> [Aim of the task]: Repeat all the material exactly; pictures stay out of your copy.

[start Data for this task]

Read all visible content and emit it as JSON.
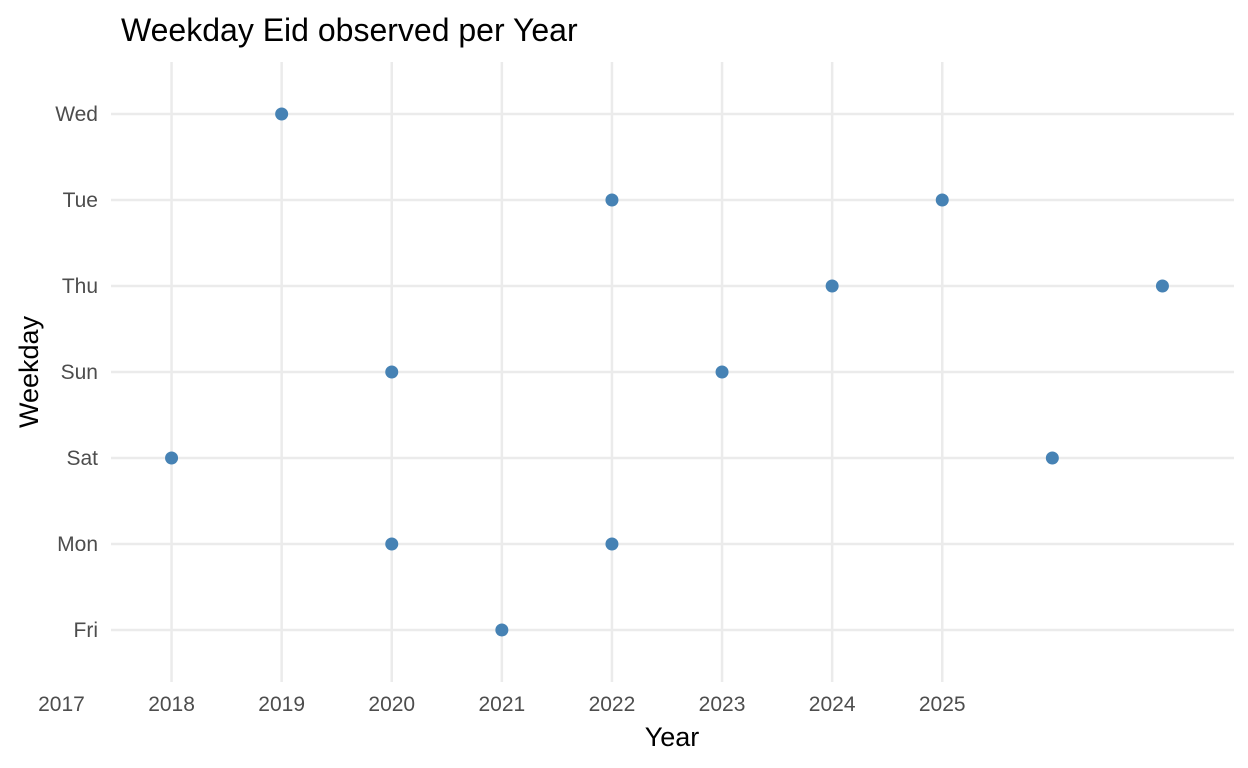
{
  "chart_data": {
    "type": "scatter",
    "title": "Weekday Eid observed per Year",
    "xlabel": "Year",
    "ylabel": "Weekday",
    "x_ticks": [
      2017,
      2018,
      2019,
      2020,
      2021,
      2022,
      2023,
      2024,
      2025
    ],
    "xlim": [
      2017.45,
      2027.65
    ],
    "y_categories": [
      "Fri",
      "Mon",
      "Sat",
      "Sun",
      "Thu",
      "Tue",
      "Wed"
    ],
    "grid": true,
    "legend": "none",
    "point_color": "#4682B4",
    "points": [
      {
        "x": 2018,
        "y": "Sat"
      },
      {
        "x": 2019,
        "y": "Wed"
      },
      {
        "x": 2020,
        "y": "Sun"
      },
      {
        "x": 2020,
        "y": "Mon"
      },
      {
        "x": 2021,
        "y": "Fri"
      },
      {
        "x": 2022,
        "y": "Tue"
      },
      {
        "x": 2022,
        "y": "Mon"
      },
      {
        "x": 2023,
        "y": "Sun"
      },
      {
        "x": 2024,
        "y": "Thu"
      },
      {
        "x": 2025,
        "y": "Tue"
      },
      {
        "x": 2026,
        "y": "Sat"
      },
      {
        "x": 2027,
        "y": "Thu"
      }
    ]
  }
}
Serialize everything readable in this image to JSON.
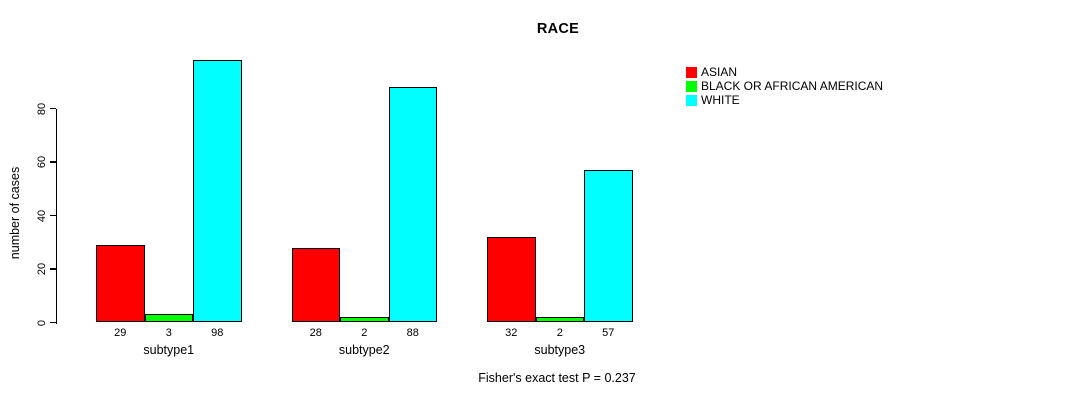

[end Data for this task]

> [Answer for this exercise]:
Read all visible content and emit it as JSON.
{
  "chart_data": {
    "type": "scatter",
    "title": "Weekday Eid observed per Year",
    "xlabel": "Year",
    "ylabel": "Weekday",
    "x_ticks": [
      2017,
      2018,
      2019,
      2020,
      2021,
      2022,
      2023,
      2024,
      2025
    ],
    "xlim": [
      2017.45,
      2027.65
    ],
    "y_categories": [
      "Fri",
      "Mon",
      "Sat",
      "Sun",
      "Thu",
      "Tue",
      "Wed"
    ],
    "grid": true,
    "legend": "none",
    "point_color": "#4682B4",
    "points": [
      {
        "x": 2018,
        "y": "Sat"
      },
      {
        "x": 2019,
        "y": "Wed"
      },
      {
        "x": 2020,
        "y": "Sun"
      },
      {
        "x": 2020,
        "y": "Mon"
      },
      {
        "x": 2021,
        "y": "Fri"
      },
      {
        "x": 2022,
        "y": "Tue"
      },
      {
        "x": 2022,
        "y": "Mon"
      },
      {
        "x": 2023,
        "y": "Sun"
      },
      {
        "x": 2024,
        "y": "Thu"
      },
      {
        "x": 2025,
        "y": "Tue"
      },
      {
        "x": 2026,
        "y": "Sat"
      },
      {
        "x": 2027,
        "y": "Thu"
      }
    ]
  }
}
Serialize everything readable in this image to JSON.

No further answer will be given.